GIVEN EXERCISE » Report only the number of lines holding "screenshot".

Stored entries

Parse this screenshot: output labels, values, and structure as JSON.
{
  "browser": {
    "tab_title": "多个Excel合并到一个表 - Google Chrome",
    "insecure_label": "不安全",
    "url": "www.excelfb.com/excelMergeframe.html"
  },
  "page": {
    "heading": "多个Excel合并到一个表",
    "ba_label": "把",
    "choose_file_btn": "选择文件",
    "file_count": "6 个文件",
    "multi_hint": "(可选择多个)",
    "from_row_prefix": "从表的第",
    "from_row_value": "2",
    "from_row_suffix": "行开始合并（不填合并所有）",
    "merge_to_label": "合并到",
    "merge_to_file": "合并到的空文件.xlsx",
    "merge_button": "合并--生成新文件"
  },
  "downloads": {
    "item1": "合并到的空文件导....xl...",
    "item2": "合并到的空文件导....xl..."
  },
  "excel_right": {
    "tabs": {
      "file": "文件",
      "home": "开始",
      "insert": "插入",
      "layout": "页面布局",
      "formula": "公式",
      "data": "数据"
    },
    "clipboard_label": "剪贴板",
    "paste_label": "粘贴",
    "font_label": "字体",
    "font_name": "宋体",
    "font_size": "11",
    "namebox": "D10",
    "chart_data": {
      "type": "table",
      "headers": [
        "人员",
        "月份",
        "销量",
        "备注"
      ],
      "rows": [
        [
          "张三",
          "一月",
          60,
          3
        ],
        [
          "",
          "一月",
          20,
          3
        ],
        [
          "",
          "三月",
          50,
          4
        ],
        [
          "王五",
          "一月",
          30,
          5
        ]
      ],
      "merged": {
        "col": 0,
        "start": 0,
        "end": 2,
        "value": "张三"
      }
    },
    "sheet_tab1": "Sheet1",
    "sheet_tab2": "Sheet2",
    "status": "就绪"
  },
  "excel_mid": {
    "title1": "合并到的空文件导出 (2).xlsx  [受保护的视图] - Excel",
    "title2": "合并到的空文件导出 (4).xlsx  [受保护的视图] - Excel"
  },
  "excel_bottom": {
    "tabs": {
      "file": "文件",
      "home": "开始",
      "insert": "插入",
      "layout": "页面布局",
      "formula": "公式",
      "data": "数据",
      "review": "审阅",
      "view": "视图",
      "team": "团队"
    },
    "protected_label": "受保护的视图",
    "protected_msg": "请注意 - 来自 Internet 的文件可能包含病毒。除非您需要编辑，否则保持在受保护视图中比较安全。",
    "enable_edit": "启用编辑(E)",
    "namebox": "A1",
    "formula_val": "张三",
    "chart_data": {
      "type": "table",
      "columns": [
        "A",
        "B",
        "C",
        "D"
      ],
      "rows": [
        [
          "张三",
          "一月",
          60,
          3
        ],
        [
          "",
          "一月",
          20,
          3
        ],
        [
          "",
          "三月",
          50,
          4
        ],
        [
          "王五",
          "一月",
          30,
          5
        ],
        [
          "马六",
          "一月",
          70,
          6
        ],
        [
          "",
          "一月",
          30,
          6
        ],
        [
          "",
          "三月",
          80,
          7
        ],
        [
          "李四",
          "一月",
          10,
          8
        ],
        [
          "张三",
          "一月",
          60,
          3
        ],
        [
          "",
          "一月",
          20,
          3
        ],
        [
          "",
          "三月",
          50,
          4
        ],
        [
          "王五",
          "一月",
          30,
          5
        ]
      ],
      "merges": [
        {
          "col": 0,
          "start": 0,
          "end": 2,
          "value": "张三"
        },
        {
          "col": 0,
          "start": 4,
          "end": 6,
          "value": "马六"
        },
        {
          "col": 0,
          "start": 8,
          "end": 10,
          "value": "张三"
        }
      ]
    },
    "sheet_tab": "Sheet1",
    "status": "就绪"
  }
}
==
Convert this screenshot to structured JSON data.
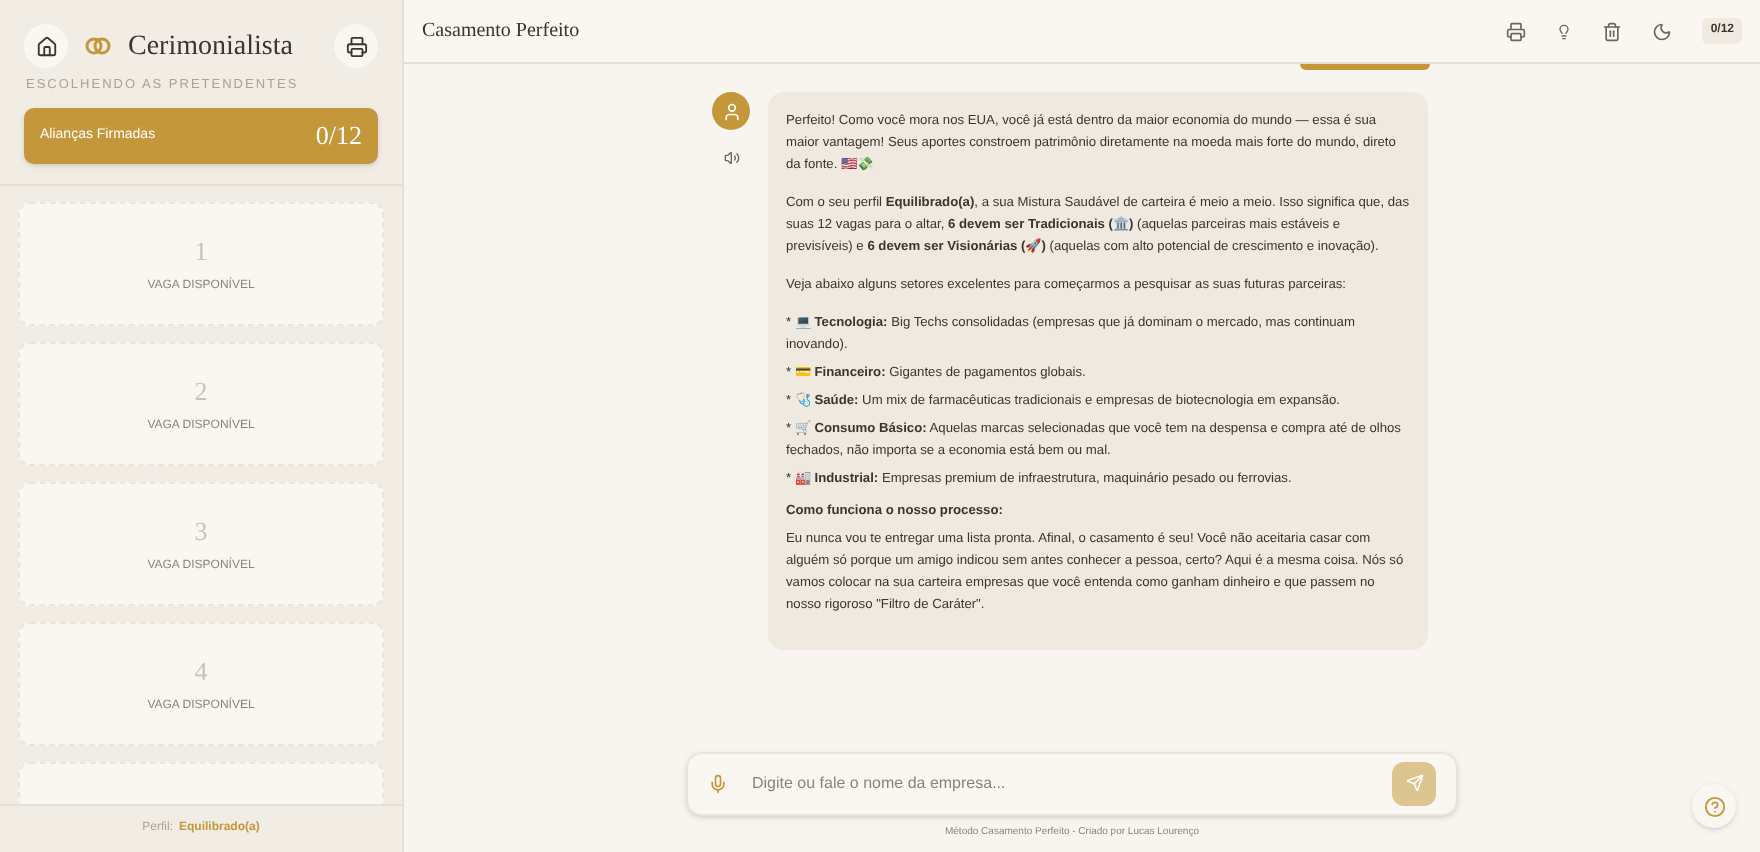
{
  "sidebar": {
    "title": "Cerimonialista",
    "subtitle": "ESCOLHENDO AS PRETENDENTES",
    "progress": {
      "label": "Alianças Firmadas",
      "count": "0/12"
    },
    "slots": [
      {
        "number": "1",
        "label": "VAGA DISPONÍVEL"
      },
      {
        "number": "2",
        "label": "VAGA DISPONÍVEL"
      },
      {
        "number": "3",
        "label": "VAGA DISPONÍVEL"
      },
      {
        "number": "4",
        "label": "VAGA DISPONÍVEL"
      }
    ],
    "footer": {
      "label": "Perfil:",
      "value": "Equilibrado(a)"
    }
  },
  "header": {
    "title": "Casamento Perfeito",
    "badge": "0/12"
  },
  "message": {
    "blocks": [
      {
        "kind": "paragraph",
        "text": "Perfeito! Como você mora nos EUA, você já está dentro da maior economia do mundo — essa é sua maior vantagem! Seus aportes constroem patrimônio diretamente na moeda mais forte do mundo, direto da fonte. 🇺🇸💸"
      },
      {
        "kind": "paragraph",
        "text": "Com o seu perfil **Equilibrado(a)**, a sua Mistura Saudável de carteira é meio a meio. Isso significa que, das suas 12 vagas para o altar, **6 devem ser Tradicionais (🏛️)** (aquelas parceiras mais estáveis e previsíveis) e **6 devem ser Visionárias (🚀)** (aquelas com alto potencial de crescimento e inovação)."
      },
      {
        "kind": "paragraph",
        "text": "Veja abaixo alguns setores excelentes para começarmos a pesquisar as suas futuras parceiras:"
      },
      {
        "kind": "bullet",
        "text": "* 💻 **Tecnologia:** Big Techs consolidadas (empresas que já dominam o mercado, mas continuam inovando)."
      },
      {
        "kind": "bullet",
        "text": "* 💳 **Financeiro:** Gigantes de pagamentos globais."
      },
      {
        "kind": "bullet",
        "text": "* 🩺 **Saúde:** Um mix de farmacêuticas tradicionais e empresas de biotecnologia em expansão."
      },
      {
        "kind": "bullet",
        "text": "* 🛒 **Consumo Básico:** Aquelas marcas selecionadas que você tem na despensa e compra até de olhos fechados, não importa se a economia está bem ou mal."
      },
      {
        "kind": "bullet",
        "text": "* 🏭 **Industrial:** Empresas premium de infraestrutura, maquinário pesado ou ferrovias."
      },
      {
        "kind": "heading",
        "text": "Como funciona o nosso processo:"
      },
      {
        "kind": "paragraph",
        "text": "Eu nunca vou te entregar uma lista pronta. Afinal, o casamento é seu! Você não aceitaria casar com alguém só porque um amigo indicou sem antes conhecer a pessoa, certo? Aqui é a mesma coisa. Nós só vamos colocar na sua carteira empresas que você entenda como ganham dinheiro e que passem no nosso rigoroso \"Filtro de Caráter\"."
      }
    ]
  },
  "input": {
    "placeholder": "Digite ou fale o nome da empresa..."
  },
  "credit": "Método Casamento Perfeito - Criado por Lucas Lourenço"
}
--
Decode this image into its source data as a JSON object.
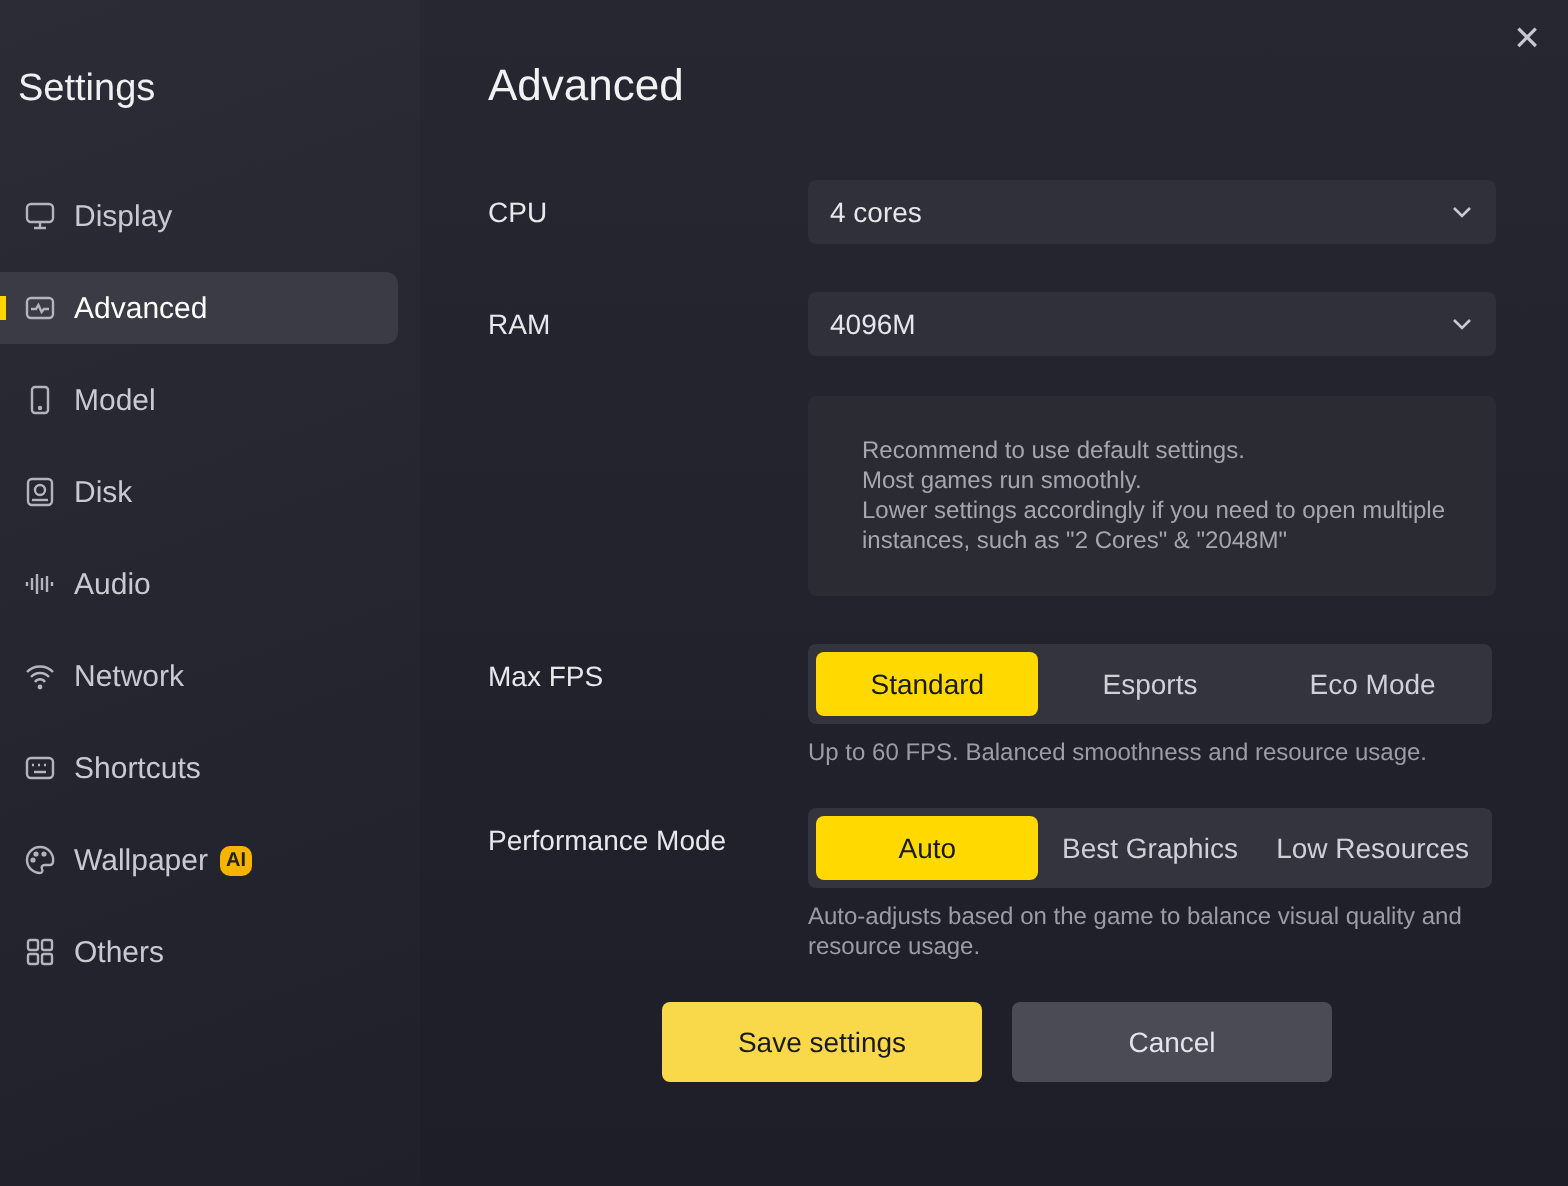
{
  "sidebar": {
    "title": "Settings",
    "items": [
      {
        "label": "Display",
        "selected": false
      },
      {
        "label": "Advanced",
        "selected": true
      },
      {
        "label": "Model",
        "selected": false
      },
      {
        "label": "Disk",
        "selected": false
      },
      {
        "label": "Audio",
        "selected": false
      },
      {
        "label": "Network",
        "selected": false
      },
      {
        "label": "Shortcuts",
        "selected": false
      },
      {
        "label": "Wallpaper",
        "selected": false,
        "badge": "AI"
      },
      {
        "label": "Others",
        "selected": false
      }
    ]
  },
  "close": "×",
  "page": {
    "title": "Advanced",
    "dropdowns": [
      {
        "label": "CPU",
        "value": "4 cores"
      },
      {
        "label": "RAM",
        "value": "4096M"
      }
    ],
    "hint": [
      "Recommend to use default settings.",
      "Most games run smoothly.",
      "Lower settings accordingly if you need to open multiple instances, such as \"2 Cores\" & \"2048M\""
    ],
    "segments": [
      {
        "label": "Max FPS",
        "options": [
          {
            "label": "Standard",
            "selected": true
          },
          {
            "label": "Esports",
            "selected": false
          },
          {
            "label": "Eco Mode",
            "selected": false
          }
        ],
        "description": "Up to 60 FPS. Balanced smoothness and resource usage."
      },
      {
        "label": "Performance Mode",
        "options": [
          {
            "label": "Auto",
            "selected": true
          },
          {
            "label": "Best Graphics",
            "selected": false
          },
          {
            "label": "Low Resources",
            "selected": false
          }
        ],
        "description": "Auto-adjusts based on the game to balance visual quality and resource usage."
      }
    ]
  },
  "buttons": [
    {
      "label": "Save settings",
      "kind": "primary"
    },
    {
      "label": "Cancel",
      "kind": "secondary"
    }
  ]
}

THE RESULT » 2